> _What is being asked_
Leave out the pictures and copy everything else below exactly.
++++ Exercise data
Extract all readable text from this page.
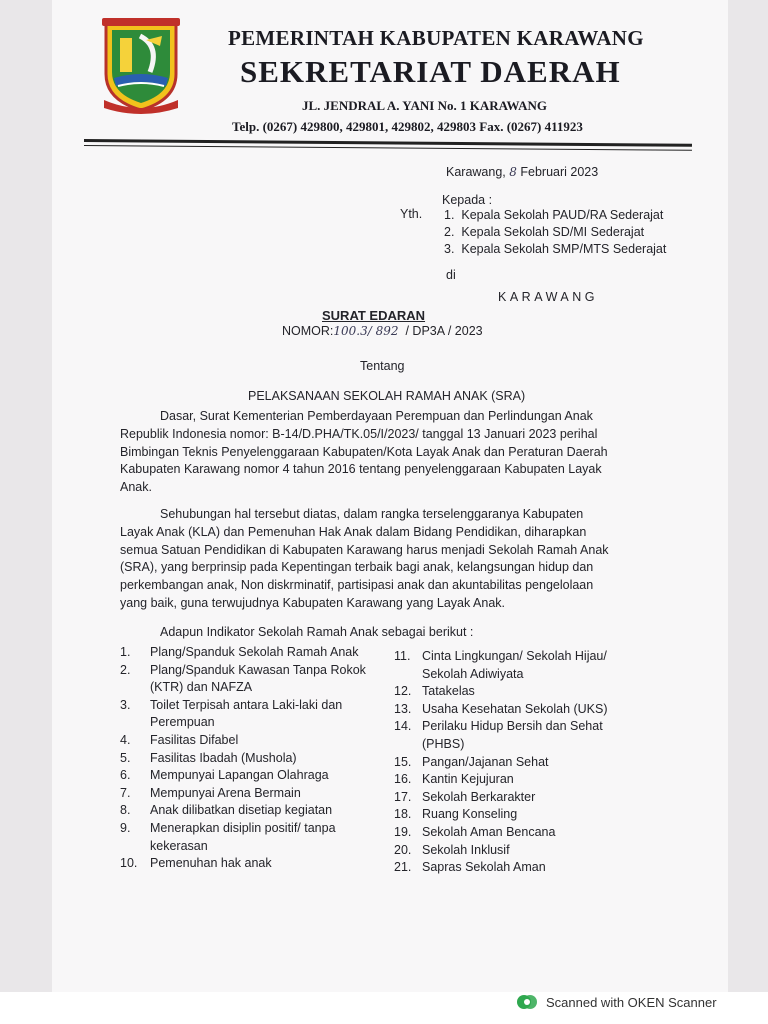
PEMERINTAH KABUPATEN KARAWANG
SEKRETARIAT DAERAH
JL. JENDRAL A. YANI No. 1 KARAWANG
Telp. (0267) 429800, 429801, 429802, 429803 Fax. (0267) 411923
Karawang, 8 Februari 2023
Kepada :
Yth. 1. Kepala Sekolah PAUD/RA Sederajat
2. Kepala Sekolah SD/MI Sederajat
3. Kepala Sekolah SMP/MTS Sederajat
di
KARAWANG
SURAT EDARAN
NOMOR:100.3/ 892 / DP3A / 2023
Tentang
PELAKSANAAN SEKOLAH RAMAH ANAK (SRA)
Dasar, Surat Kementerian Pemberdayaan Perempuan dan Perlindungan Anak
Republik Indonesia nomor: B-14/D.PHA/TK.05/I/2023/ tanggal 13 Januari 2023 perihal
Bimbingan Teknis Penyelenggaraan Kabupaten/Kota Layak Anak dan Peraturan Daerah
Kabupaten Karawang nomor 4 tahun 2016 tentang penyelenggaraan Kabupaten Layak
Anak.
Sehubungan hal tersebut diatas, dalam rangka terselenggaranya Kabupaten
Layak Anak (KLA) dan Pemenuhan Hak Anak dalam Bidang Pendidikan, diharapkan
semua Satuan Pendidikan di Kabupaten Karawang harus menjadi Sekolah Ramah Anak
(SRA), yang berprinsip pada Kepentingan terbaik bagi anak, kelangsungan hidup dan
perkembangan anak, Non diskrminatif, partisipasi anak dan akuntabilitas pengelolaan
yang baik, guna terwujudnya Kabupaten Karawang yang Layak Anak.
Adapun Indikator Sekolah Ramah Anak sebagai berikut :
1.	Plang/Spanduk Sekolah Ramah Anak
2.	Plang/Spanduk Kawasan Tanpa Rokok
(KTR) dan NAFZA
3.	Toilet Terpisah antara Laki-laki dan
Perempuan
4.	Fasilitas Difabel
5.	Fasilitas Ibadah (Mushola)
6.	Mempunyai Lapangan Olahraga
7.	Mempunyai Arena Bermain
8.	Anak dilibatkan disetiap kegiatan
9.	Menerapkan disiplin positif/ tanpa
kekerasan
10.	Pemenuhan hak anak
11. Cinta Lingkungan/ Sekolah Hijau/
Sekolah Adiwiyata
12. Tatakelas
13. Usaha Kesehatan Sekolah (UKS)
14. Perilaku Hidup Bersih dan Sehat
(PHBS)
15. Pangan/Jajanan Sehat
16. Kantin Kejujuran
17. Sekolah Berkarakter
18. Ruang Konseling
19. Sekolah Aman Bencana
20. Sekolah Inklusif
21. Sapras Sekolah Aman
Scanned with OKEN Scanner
++++++++
> _Correct response_
Extract all readable text from this page.
PEMERINTAH KABUPATEN KARAWANG
SEKRETARIAT DAERAH
JL. JENDRAL A. YANI No. 1 KARAWANG
Telp. (0267) 429800, 429801, 429802, 429803 Fax. (0267) 411923
Karawang, 8 Februari 2023
Kepada :
Yth. 1. Kepala Sekolah PAUD/RA Sederajat
2. Kepala Sekolah SD/MI Sederajat
3. Kepala Sekolah SMP/MTS Sederajat
di
KARAWANG
SURAT EDARAN
NOMOR:100.3/ 892 / DP3A / 2023
Tentang
PELAKSANAAN SEKOLAH RAMAH ANAK (SRA)
Dasar, Surat Kementerian Pemberdayaan Perempuan dan Perlindungan Anak
Republik Indonesia nomor: B-14/D.PHA/TK.05/I/2023/ tanggal 13 Januari 2023 perihal
Bimbingan Teknis Penyelenggaraan Kabupaten/Kota Layak Anak dan Peraturan Daerah
Kabupaten Karawang nomor 4 tahun 2016 tentang penyelenggaraan Kabupaten Layak
Anak.
Sehubungan hal tersebut diatas, dalam rangka terselenggaranya Kabupaten
Layak Anak (KLA) dan Pemenuhan Hak Anak dalam Bidang Pendidikan, diharapkan
semua Satuan Pendidikan di Kabupaten Karawang harus menjadi Sekolah Ramah Anak
(SRA), yang berprinsip pada Kepentingan terbaik bagi anak, kelangsungan hidup dan
perkembangan anak, Non diskrminatif, partisipasi anak dan akuntabilitas pengelolaan
yang baik, guna terwujudnya Kabupaten Karawang yang Layak Anak.
Adapun Indikator Sekolah Ramah Anak sebagai berikut :
1.	Plang/Spanduk Sekolah Ramah Anak
2.	Plang/Spanduk Kawasan Tanpa Rokok
(KTR) dan NAFZA
3.	Toilet Terpisah antara Laki-laki dan
Perempuan
4.	Fasilitas Difabel
5.	Fasilitas Ibadah (Mushola)
6.	Mempunyai Lapangan Olahraga
7.	Mempunyai Arena Bermain
8.	Anak dilibatkan disetiap kegiatan
9.	Menerapkan disiplin positif/ tanpa
kekerasan
10.	Pemenuhan hak anak
11. Cinta Lingkungan/ Sekolah Hijau/
Sekolah Adiwiyata
12. Tatakelas
13. Usaha Kesehatan Sekolah (UKS)
14. Perilaku Hidup Bersih dan Sehat
(PHBS)
15. Pangan/Jajanan Sehat
16. Kantin Kejujuran
17. Sekolah Berkarakter
18. Ruang Konseling
19. Sekolah Aman Bencana
20. Sekolah Inklusif
21. Sapras Sekolah Aman
Scanned with OKEN Scanner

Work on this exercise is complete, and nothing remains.